STATED GOAL
Transcribe the whole listing below without changing a word, but leave out every image.

>>>

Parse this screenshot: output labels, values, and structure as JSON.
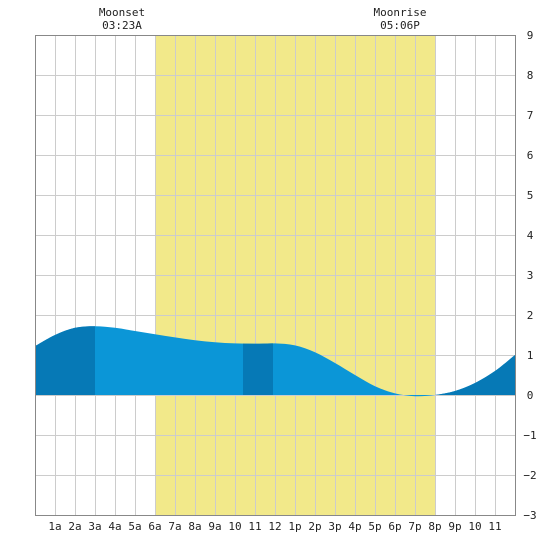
{
  "moon_events": [
    {
      "label": "Moonset",
      "time": "03:23A",
      "hour": 3.383
    },
    {
      "label": "Moonrise",
      "time": "05:06P",
      "hour": 17.1
    }
  ],
  "chart_data": {
    "type": "area",
    "title": "",
    "xlabel": "",
    "ylabel": "",
    "xlim": [
      0,
      24
    ],
    "ylim": [
      -3,
      9
    ],
    "grid": true,
    "x_tick_labels": [
      "1a",
      "2a",
      "3a",
      "4a",
      "5a",
      "6a",
      "7a",
      "8a",
      "9a",
      "10",
      "11",
      "12",
      "1p",
      "2p",
      "3p",
      "4p",
      "5p",
      "6p",
      "7p",
      "8p",
      "9p",
      "10",
      "11"
    ],
    "y_ticks": [
      -3,
      -2,
      -1,
      0,
      1,
      2,
      3,
      4,
      5,
      6,
      7,
      8,
      9
    ],
    "daylight": {
      "start_hour": 6.0,
      "end_hour": 20.0
    },
    "colors": {
      "daylight": "#f2e98a",
      "tide_fill": "#0b96d7",
      "tide_fill_dark": "#0679b6",
      "grid": "#cccccc"
    },
    "dark_bands": [
      {
        "start_hour": 0.0,
        "end_hour": 3.0
      },
      {
        "start_hour": 10.4,
        "end_hour": 11.9
      },
      {
        "start_hour": 20.0,
        "end_hour": 24.0
      }
    ],
    "series": [
      {
        "x": [
          0,
          1,
          2,
          3,
          4,
          5,
          6,
          7,
          8,
          9,
          10,
          11,
          12,
          13,
          14,
          15,
          16,
          17,
          18,
          19,
          20,
          21,
          22,
          23,
          24
        ],
        "values": [
          1.22,
          1.5,
          1.68,
          1.72,
          1.68,
          1.6,
          1.52,
          1.44,
          1.37,
          1.32,
          1.29,
          1.28,
          1.29,
          1.24,
          1.07,
          0.8,
          0.5,
          0.22,
          0.04,
          -0.03,
          0.0,
          0.1,
          0.3,
          0.6,
          1.0
        ]
      }
    ]
  }
}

<<<

WRITTEN SOLUTION
Parse this screenshot: output labels, values, and structure as JSON.
{
  "moon_events": [
    {
      "label": "Moonset",
      "time": "03:23A",
      "hour": 3.383
    },
    {
      "label": "Moonrise",
      "time": "05:06P",
      "hour": 17.1
    }
  ],
  "chart_data": {
    "type": "area",
    "title": "",
    "xlabel": "",
    "ylabel": "",
    "xlim": [
      0,
      24
    ],
    "ylim": [
      -3,
      9
    ],
    "grid": true,
    "x_tick_labels": [
      "1a",
      "2a",
      "3a",
      "4a",
      "5a",
      "6a",
      "7a",
      "8a",
      "9a",
      "10",
      "11",
      "12",
      "1p",
      "2p",
      "3p",
      "4p",
      "5p",
      "6p",
      "7p",
      "8p",
      "9p",
      "10",
      "11"
    ],
    "y_ticks": [
      -3,
      -2,
      -1,
      0,
      1,
      2,
      3,
      4,
      5,
      6,
      7,
      8,
      9
    ],
    "daylight": {
      "start_hour": 6.0,
      "end_hour": 20.0
    },
    "colors": {
      "daylight": "#f2e98a",
      "tide_fill": "#0b96d7",
      "tide_fill_dark": "#0679b6",
      "grid": "#cccccc"
    },
    "dark_bands": [
      {
        "start_hour": 0.0,
        "end_hour": 3.0
      },
      {
        "start_hour": 10.4,
        "end_hour": 11.9
      },
      {
        "start_hour": 20.0,
        "end_hour": 24.0
      }
    ],
    "series": [
      {
        "x": [
          0,
          1,
          2,
          3,
          4,
          5,
          6,
          7,
          8,
          9,
          10,
          11,
          12,
          13,
          14,
          15,
          16,
          17,
          18,
          19,
          20,
          21,
          22,
          23,
          24
        ],
        "values": [
          1.22,
          1.5,
          1.68,
          1.72,
          1.68,
          1.6,
          1.52,
          1.44,
          1.37,
          1.32,
          1.29,
          1.28,
          1.29,
          1.24,
          1.07,
          0.8,
          0.5,
          0.22,
          0.04,
          -0.03,
          0.0,
          0.1,
          0.3,
          0.6,
          1.0
        ]
      }
    ]
  }
}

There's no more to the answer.